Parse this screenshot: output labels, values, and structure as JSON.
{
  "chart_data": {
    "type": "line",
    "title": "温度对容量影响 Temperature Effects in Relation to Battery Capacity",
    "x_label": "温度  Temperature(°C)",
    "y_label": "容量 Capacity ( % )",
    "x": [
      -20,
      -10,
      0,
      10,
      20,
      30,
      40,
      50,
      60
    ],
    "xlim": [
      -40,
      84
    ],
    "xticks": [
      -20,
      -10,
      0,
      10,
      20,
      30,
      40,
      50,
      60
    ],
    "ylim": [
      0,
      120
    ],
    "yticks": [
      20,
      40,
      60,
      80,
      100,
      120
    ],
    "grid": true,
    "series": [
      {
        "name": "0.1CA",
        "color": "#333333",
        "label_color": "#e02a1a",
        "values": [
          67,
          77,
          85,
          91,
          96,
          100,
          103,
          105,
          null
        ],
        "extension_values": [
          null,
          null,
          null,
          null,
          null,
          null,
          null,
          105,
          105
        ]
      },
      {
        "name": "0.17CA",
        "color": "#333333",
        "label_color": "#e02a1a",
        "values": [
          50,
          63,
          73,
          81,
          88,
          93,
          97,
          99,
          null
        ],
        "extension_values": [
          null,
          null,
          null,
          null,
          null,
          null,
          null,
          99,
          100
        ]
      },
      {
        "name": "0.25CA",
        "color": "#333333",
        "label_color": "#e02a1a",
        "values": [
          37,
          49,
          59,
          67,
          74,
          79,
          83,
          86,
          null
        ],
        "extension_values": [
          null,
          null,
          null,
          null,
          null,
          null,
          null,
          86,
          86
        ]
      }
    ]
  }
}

#####

*Problem to solve*: Pick out the lines that include the word "Temperature" and write them out.

*Written response*:
    "title": "温度对容量影响 Temperature Effects in Relation to Battery Capacity",
    "x_label": "温度  Temperature(°C)",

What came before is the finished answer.